**PROBLEM REQUIREMENTS:** Check every line below for the word "החברות" and copy each one that has it.

**EXERCISE INPUTS:**
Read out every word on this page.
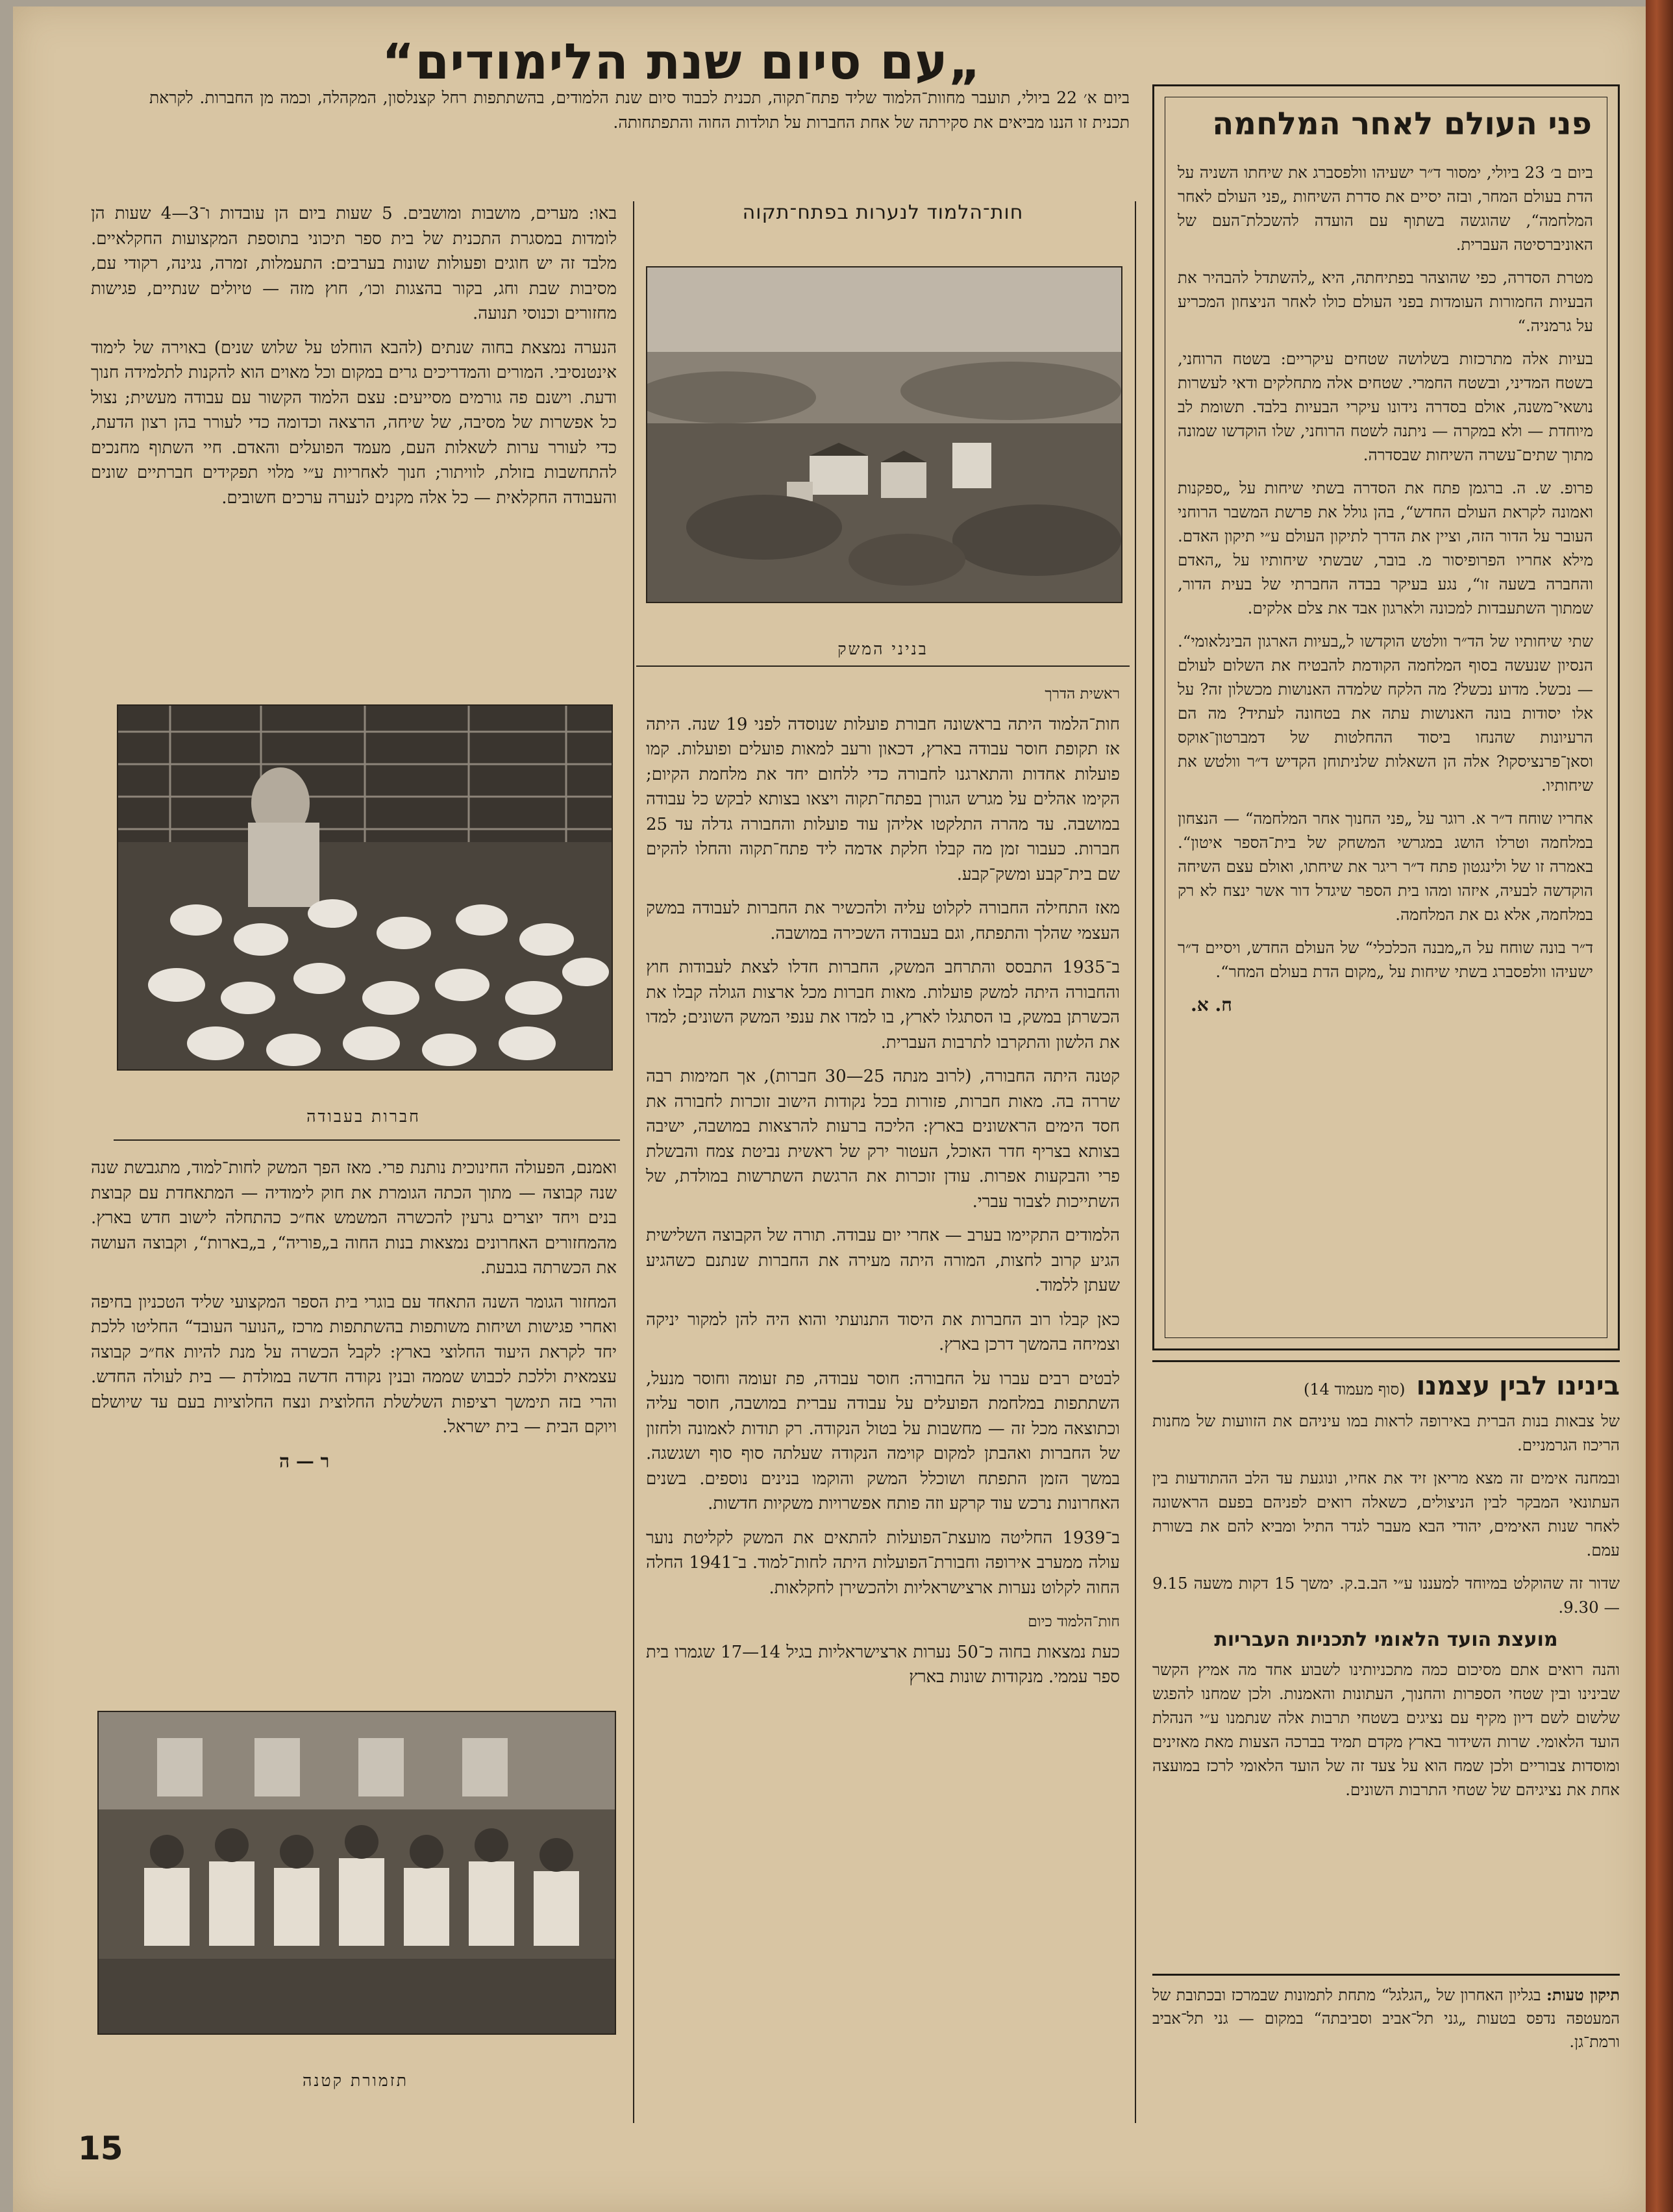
„עם סיום שנת הלימודים“
ביום א׳ 22 ביולי, תועבר מחוות־הלמוד שליד פתח־תקוה, תכנית לכבוד סיום שנת הלמודים, בהשתתפות רחל קצנלסון, המקהלה, וכמה מן החברות. לקראת תכנית זו הננו מביאים את סקירתה של אחת החברות על תולדות החוה והתפתחותה.	פני העולם לאחר המלחמה

ביום ב׳ 23 ביולי, ימסור ד״ר ישעיהו וולפסברג את שיחתו השניה על הדת בעולם המחר, ובזה יסיים את סדרת השיחות „פני העולם לאחר המלחמה“, שהוגשה בשתוף עם הועדה להשכלת־העם של האוניברסיטה העברית.

מטרת הסדרה, כפי שהוצהר בפתיחתה, היא „להשתדל להבהיר את הבעיות החמורות העומדות בפני העולם כולו לאחר הניצחון המכריע על גרמניה.“

בעיות אלה מתרכזות בשלושה שטחים עיקריים: בשטח הרוחני, בשטח המדיני, ובשטח החמרי. שטחים אלה מתחלקים ודאי לעשרות נושאי־משנה, אולם בסדרה נידונו עיקרי הבעיות בלבד. תשומת לב מיוחדת — ולא במקרה — ניתנה לשטח הרוחני, שלו הוקדשו שמונה מתוך שתים־עשרה השיחות שבסדרה.

פרופ. ש. ה. ברגמן פתח את הסדרה בשתי שיחות על „ספקנות ואמונה לקראת העולם החדש“, בהן גולל את פרשת המשבר הרוחני העובר על הדור הזה, וציין את הדרך לתיקון העולם ע״י תיקון האדם. מילא אחריו הפרופיסור מ. בובר, שבשתי שיחותיו על „האדם והחברה בשעה זו“, נגע בעיקר בבדה החברתי של בעית הדור, שמתוך השתעבדות למכונה ולארגון אבד את צלם אלקים.

שתי שיחותיו של הד״ר וולטש הוקדשו ל„בעיות הארגון הבינלאומי“. הנסיון שנעשה בסוף המלחמה הקודמת להבטיח את השלום לעולם — נכשל. מדוע נכשל? מה הלקח שלמדה האנושות מכשלון זה? על אלו יסודות בונה האנושות עתה את בטחונה לעתיד? מה הם הרעיונות שהנחו ביסוד ההחלטות של דמברטון־אוקס וסאן־פרנציסקו? אלה הן השאלות שלניתוחן הקדיש ד״ר וולטש את שיחותיו.

אחריו שוחח ד״ר א. רוגר על „פני החנוך אחר המלחמה“ — הנצחון במלחמה וטרלו הושג במגרשי המשחק של בית־הספר איטון“. באמרה זו של ולינגטון פתח ד״ר ריגר את שיחתו, ואולם עצם השיחה הוקדשה לבעיה, איזהו ומהו בית הספר שיגדל דור אשר ינצח לא רק במלחמה, אלא גם את המלחמה.

ד״ר בונה שוחח על ה„מבנה הכלכלי“ של העולם החדש, ויסיים ד״ר ישעיהו וולפסברג בשתי שיחות על „מקום הדת בעולם המחר“.

ח. א.
בינינו לבין עצמנו (סוף מעמוד 14)

של צבאות בנות הברית באירופה לראות במו עיניהם את הזוועות של מחנות הריכוז הגרמניים.

ובמחנה אימים זה מצא מריאן זיד את אחיו, ונוגעת עד הלב ההתודעות בין העתונאי המבקר לבין הניצולים, כשאלה רואים לפניהם בפעם הראשונה לאחר שנות האימים, יהודי הבא מעבר לגדר התיל ומביא להם את בשורת עמם.

שדור זה שהוקלט במיוחד למעננו ע״י הב.ב.ק. ימשך 15 דקות משעה 9.15 — 9.30.

מועצת הועד הלאומי לתכניות העבריות

והנה רואים אתם מסיכום כמה מתכניותינו לשבוע אחד מה אמיץ הקשר שבינינו ובין שטחי הספרות והחנוך, העתונות והאמנות. ולכן שמחנו להפגש שלשום לשם דיון מקיף עם נציגים בשטחי תרבות אלה שנתמנו ע״י הנהלת הועד הלאומי. שרות השידור בארץ מקדם תמיד בברכה הצעות מאת מאזינים ומוסדות צבוריים ולכן שמח הוא על צעד זה של הועד הלאומי לרכז במועצה אחת את נציגיהם של שטחי התרבות השונים.

תיקון טעות: בגליון האחרון של „הגלגל“ מתחת לתמונות שבמרכז ובכתובת של המעטפה נדפס בטעות „גני תל־אביב וסביבתה“ במקום — גני תל־אביב ורמת־גן.
חות־הלמוד לנערות בפתח־תקוה
בניני המשק
ראשית הדרך

חות־הלמוד היתה בראשונה חבורת פועלות שנוסדה לפני 19 שנה. היתה אז תקופת חוסר עבודה בארץ, דכאון ורעב למאות פועלים ופועלות. קמו פועלות אחדות והתארגנו לחבורה כדי ללחום יחד את מלחמת הקיום; הקימו אהלים על מגרש הגורן בפתח־תקוה ויצאו בצותא לבקש כל עבודה במושבה. עד מהרה התלקטו אליהן עוד פועלות והחבורה גדלה עד 25 חברות. כעבור זמן מה קבלו חלקת אדמה ליד פתח־תקוה והחלו להקים שם בית־קבע ומשק־קבע.

מאז התחילה החבורה לקלוט עליה ולהכשיר את החברות לעבודה במשק העצמי שהלך והתפתח, וגם בעבודה השכירה במושבה.

ב־1935 התבסס והתרחב המשק, החברות חדלו לצאת לעבודות חוץ והחבורה היתה למשק פועלות. מאות חברות מכל ארצות הגולה קבלו את הכשרתן במשק, בו הסתגלו לארץ, בו למדו את ענפי המשק השונים; למדו את הלשון והתקרבו לתרבות העברית.

קטנה היתה החבורה, (לרוב מנתה 25—30 חברות), אך חמימות רבה שררה בה. מאות חברות, פזורות בכל נקודות הישוב זוכרות לחבורה את חסד הימים הראשונים בארץ: הליכה ברעות להרצאות במושבה, ישיבה בצותא בצריף חדר האוכל, העטור ירק של ראשית נביטת צמח והבשלת פרי והבקעות אפרות. עודן זוכרות את הרגשת השתרשות במולדת, של השתייכות לצבור עברי.

הלמודים התקיימו בערב — אחרי יום עבודה. תורה של הקבוצה השלישית הגיע קרוב לחצות, המורה היתה מעירה את החברות שנתנם כשהגיע שעתן ללמוד.

כאן קבלו רוב החברות את היסוד התנועתי והוא היה להן למקור יניקה וצמיחה בהמשך דרכן בארץ.

לבטים רבים עברו על החבורה: חוסר עבודה, פת זעומה וחוסר מנעל, השתתפות במלחמת הפועלים על עבודה עברית במושבה, חוסר עליה וכתוצאה מכל זה — מחשבות על בטול הנקודה. רק תודות לאמונה ולחזון של החברות ואהבתן למקום קוימה הנקודה שעלתה סוף סוף ושגשגה. במשך הזמן התפתח ושוכלל המשק והוקמו בנינים נוספים. בשנים האחרונות נרכש עוד קרקע וזה פותח אפשרויות משקיות חדשות.

ב־1939 החליטה מועצת־הפועלות להתאים את המשק לקליטת נוער עולה ממערב אירופה וחבורת־הפועלות היתה לחות־למוד. ב־1941 החלה החוה לקלוט נערות ארצישראליות ולהכשירן לחקלאות.

חות־הלמוד כיום

כעת נמצאות בחוה כ־50 נערות ארצישראליות בגיל 14—17 שגמרו בית ספר עממי. מנקודות שונות בארץ

באו: מערים, מושבות ומושבים. 5 שעות ביום הן עובדות ו־3—4 שעות הן לומדות במסגרת התכנית של בית ספר תיכוני בתוספת המקצועות החקלאיים. מלבד זה יש חוגים ופעולות שונות בערבים: התעמלות, זמרה, נגינה, רקודי עם, מסיבות שבת וחג, בקור בהצגות וכו׳, חוץ מזה — טיולים שנתיים, פגישות מחזורים וכנוסי תנועה.

הנערה נמצאת בחוה שנתים (להבא הוחלט על שלוש שנים) באוירה של לימוד אינטנסיבי. המורים והמדריכים גרים במקום וכל מאוים הוא להקנות לתלמידה חנוך ודעת. וישנם פה גורמים מסייעים: עצם הלמוד הקשור עם עבודה מעשית; נצול כל אפשרות של מסיבה, של שיחה, הרצאה וכדומה כדי לעורר בהן רצון הדעת, כדי לעורר ערות לשאלות העם, מעמד הפועלים והאדם. חיי השתוף מחנכים להתחשבות בזולת, לוויתור; חנוך לאחריות ע״י מלוי תפקידים חברתיים שונים והעבודה החקלאית — כל אלה מקנים לנערה ערכים חשובים.

חברות בעבודה

ואמנם, הפעולה החינוכית נותנת פרי. מאז הפך המשק לחות־למוד, מתגבשת שנה שנה קבוצה — מתוך הכתה הגומרת את חוק לימודיה — המתאחדת עם קבוצת בנים ויחד יוצרים גרעין להכשרה המשמש אח״כ כהתחלה לישוב חדש בארץ. מהמחזורים האחרונים נמצאות בנות החוה ב„פוריה“, ב„בארות“, וקבוצה העושה את הכשרתה בגבעת.

המחזור הגומר השנה התאחד עם בוגרי בית הספר המקצועי שליד הטכניון בחיפה ואחרי פגישות ושיחות משותפות בהשתתפות מרכז „הנוער העובד“ החליטו ללכת יחד לקראת היעוד החלוצי בארץ: לקבל הכשרה על מנת להיות אח״כ קבוצה עצמאית וללכת לכבוש שממה ובנין נקודה חדשה במולדת — בית לעולה החדש. והרי בזה תימשך רציפות השלשלת החלוצית ונצח החלוציות בעם עד שיושלם ויוקם הבית — בית ישראל.

ר — ה
תזמורת קטנה
15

**EXPECTED ANSWER:**
ביום א׳ 22 ביולי, תועבר מחוות־הלמוד שליד פתח־תקוה, תכנית לכבוד סיום שנת הלמודים, בהשתתפות רחל קצנלסון, המקהלה, וכמה מן החברות. לקראת תכנית זו הננו מביאים את סקירתה של אחת החברות על תולדות החוה והתפתחותה.	פני העולם לאחר המלחמה
מאז התחילה החבורה לקלוט עליה ולהכשיר את החברות לעבודה במשק העצמי שהלך והתפתח, וגם בעבודה השכירה במושבה.
ב־1935 התבסס והתרחב המשק, החברות חדלו לצאת לעבודות חוץ והחבורה היתה למשק פועלות. מאות חברות מכל ארצות הגולה קבלו את הכשרתן במשק, בו הסתגלו לארץ, בו למדו את ענפי המשק השונים; למדו את הלשון והתקרבו לתרבות העברית.
הלמודים התקיימו בערב — אחרי יום עבודה. תורה של הקבוצה השלישית הגיע קרוב לחצות, המורה היתה מעירה את החברות שנתנם כשהגיע שעתן ללמוד.
כאן קבלו רוב החברות את היסוד התנועתי והוא היה להן למקור יניקה וצמיחה בהמשך דרכן בארץ.
לבטים רבים עברו על החבורה: חוסר עבודה, פת זעומה וחוסר מנעל, השתתפות במלחמת הפועלים על עבודה עברית במושבה, חוסר עליה וכתוצאה מכל זה — מחשבות על בטול הנקודה. רק תודות לאמונה ולחזון של החברות ואהבתן למקום קוימה הנקודה שעלתה סוף סוף ושגשגה. במשך הזמן התפתח ושוכלל המשק והוקמו בנינים נוספים. בשנים האחרונות נרכש עוד קרקע וזה פותח אפשרויות משקיות חדשות.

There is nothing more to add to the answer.